(Dataset entries)
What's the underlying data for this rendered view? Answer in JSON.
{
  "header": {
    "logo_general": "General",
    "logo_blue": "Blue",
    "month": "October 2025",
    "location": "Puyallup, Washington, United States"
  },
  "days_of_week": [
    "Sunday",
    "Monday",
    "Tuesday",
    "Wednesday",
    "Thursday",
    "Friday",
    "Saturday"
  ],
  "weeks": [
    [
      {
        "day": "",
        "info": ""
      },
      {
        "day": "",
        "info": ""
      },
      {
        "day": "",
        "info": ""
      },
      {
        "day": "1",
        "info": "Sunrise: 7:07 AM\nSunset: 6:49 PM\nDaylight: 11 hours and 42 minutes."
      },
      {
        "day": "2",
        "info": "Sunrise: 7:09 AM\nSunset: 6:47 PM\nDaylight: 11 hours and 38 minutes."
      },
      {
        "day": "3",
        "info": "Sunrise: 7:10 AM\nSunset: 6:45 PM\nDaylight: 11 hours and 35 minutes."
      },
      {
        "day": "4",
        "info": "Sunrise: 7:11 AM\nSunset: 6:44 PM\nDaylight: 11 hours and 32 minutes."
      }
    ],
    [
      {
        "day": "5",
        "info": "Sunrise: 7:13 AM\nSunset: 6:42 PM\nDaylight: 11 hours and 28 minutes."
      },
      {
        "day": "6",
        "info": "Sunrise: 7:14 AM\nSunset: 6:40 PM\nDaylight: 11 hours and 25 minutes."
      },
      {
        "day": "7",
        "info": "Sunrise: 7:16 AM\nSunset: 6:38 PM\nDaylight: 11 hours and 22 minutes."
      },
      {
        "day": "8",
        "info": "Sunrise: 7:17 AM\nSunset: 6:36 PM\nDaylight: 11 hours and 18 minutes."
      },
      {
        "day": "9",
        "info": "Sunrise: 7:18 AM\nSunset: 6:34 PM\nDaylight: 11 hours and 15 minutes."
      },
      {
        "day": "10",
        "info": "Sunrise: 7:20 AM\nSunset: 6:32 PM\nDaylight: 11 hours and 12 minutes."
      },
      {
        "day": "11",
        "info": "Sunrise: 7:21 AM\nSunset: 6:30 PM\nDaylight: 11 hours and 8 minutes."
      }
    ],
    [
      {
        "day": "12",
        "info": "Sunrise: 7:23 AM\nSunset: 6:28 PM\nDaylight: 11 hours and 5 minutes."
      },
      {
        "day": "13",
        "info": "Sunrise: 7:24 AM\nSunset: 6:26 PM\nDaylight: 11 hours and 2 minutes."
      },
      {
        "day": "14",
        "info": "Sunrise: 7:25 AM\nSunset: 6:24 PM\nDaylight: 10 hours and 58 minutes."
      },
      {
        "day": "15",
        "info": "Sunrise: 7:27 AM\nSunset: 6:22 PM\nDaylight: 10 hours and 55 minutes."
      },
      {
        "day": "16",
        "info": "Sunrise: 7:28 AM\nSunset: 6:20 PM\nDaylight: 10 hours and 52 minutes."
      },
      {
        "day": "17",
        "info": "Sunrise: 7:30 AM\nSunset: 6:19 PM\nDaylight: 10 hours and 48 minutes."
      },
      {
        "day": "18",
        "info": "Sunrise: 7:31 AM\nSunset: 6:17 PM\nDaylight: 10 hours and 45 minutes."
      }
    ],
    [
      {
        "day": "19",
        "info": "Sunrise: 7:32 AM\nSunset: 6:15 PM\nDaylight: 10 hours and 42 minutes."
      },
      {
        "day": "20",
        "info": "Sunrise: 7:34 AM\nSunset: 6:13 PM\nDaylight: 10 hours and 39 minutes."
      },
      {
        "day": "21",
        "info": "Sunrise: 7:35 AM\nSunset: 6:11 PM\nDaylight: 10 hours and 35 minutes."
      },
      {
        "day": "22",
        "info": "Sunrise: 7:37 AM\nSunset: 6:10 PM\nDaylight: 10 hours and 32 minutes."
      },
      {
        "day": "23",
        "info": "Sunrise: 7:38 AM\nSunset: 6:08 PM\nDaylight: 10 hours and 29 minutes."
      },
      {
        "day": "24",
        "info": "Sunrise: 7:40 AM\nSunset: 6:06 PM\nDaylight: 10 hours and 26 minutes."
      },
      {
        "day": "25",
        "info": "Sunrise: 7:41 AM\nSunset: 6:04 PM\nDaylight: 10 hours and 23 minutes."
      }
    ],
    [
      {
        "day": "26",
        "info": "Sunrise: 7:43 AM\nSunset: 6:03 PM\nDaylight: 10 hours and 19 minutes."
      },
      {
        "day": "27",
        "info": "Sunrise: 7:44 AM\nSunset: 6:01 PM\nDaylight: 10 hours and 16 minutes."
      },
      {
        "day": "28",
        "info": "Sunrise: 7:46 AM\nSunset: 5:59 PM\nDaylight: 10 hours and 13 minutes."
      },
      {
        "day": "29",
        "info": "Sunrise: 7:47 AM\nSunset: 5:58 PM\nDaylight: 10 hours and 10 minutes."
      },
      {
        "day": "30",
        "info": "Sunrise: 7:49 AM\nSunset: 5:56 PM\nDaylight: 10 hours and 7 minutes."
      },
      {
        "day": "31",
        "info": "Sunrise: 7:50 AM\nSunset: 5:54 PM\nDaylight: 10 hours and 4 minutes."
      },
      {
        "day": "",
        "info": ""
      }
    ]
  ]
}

§ JOB
Hand back the material above in full, exactly as written.

§ EXERCISE ANSWER
What's the underlying data for this rendered view? Answer in JSON.
{
  "header": {
    "logo_general": "General",
    "logo_blue": "Blue",
    "month": "October 2025",
    "location": "Puyallup, Washington, United States"
  },
  "days_of_week": [
    "Sunday",
    "Monday",
    "Tuesday",
    "Wednesday",
    "Thursday",
    "Friday",
    "Saturday"
  ],
  "weeks": [
    [
      {
        "day": "",
        "info": ""
      },
      {
        "day": "",
        "info": ""
      },
      {
        "day": "",
        "info": ""
      },
      {
        "day": "1",
        "info": "Sunrise: 7:07 AM\nSunset: 6:49 PM\nDaylight: 11 hours and 42 minutes."
      },
      {
        "day": "2",
        "info": "Sunrise: 7:09 AM\nSunset: 6:47 PM\nDaylight: 11 hours and 38 minutes."
      },
      {
        "day": "3",
        "info": "Sunrise: 7:10 AM\nSunset: 6:45 PM\nDaylight: 11 hours and 35 minutes."
      },
      {
        "day": "4",
        "info": "Sunrise: 7:11 AM\nSunset: 6:44 PM\nDaylight: 11 hours and 32 minutes."
      }
    ],
    [
      {
        "day": "5",
        "info": "Sunrise: 7:13 AM\nSunset: 6:42 PM\nDaylight: 11 hours and 28 minutes."
      },
      {
        "day": "6",
        "info": "Sunrise: 7:14 AM\nSunset: 6:40 PM\nDaylight: 11 hours and 25 minutes."
      },
      {
        "day": "7",
        "info": "Sunrise: 7:16 AM\nSunset: 6:38 PM\nDaylight: 11 hours and 22 minutes."
      },
      {
        "day": "8",
        "info": "Sunrise: 7:17 AM\nSunset: 6:36 PM\nDaylight: 11 hours and 18 minutes."
      },
      {
        "day": "9",
        "info": "Sunrise: 7:18 AM\nSunset: 6:34 PM\nDaylight: 11 hours and 15 minutes."
      },
      {
        "day": "10",
        "info": "Sunrise: 7:20 AM\nSunset: 6:32 PM\nDaylight: 11 hours and 12 minutes."
      },
      {
        "day": "11",
        "info": "Sunrise: 7:21 AM\nSunset: 6:30 PM\nDaylight: 11 hours and 8 minutes."
      }
    ],
    [
      {
        "day": "12",
        "info": "Sunrise: 7:23 AM\nSunset: 6:28 PM\nDaylight: 11 hours and 5 minutes."
      },
      {
        "day": "13",
        "info": "Sunrise: 7:24 AM\nSunset: 6:26 PM\nDaylight: 11 hours and 2 minutes."
      },
      {
        "day": "14",
        "info": "Sunrise: 7:25 AM\nSunset: 6:24 PM\nDaylight: 10 hours and 58 minutes."
      },
      {
        "day": "15",
        "info": "Sunrise: 7:27 AM\nSunset: 6:22 PM\nDaylight: 10 hours and 55 minutes."
      },
      {
        "day": "16",
        "info": "Sunrise: 7:28 AM\nSunset: 6:20 PM\nDaylight: 10 hours and 52 minutes."
      },
      {
        "day": "17",
        "info": "Sunrise: 7:30 AM\nSunset: 6:19 PM\nDaylight: 10 hours and 48 minutes."
      },
      {
        "day": "18",
        "info": "Sunrise: 7:31 AM\nSunset: 6:17 PM\nDaylight: 10 hours and 45 minutes."
      }
    ],
    [
      {
        "day": "19",
        "info": "Sunrise: 7:32 AM\nSunset: 6:15 PM\nDaylight: 10 hours and 42 minutes."
      },
      {
        "day": "20",
        "info": "Sunrise: 7:34 AM\nSunset: 6:13 PM\nDaylight: 10 hours and 39 minutes."
      },
      {
        "day": "21",
        "info": "Sunrise: 7:35 AM\nSunset: 6:11 PM\nDaylight: 10 hours and 35 minutes."
      },
      {
        "day": "22",
        "info": "Sunrise: 7:37 AM\nSunset: 6:10 PM\nDaylight: 10 hours and 32 minutes."
      },
      {
        "day": "23",
        "info": "Sunrise: 7:38 AM\nSunset: 6:08 PM\nDaylight: 10 hours and 29 minutes."
      },
      {
        "day": "24",
        "info": "Sunrise: 7:40 AM\nSunset: 6:06 PM\nDaylight: 10 hours and 26 minutes."
      },
      {
        "day": "25",
        "info": "Sunrise: 7:41 AM\nSunset: 6:04 PM\nDaylight: 10 hours and 23 minutes."
      }
    ],
    [
      {
        "day": "26",
        "info": "Sunrise: 7:43 AM\nSunset: 6:03 PM\nDaylight: 10 hours and 19 minutes."
      },
      {
        "day": "27",
        "info": "Sunrise: 7:44 AM\nSunset: 6:01 PM\nDaylight: 10 hours and 16 minutes."
      },
      {
        "day": "28",
        "info": "Sunrise: 7:46 AM\nSunset: 5:59 PM\nDaylight: 10 hours and 13 minutes."
      },
      {
        "day": "29",
        "info": "Sunrise: 7:47 AM\nSunset: 5:58 PM\nDaylight: 10 hours and 10 minutes."
      },
      {
        "day": "30",
        "info": "Sunrise: 7:49 AM\nSunset: 5:56 PM\nDaylight: 10 hours and 7 minutes."
      },
      {
        "day": "31",
        "info": "Sunrise: 7:50 AM\nSunset: 5:54 PM\nDaylight: 10 hours and 4 minutes."
      },
      {
        "day": "",
        "info": ""
      }
    ]
  ]
}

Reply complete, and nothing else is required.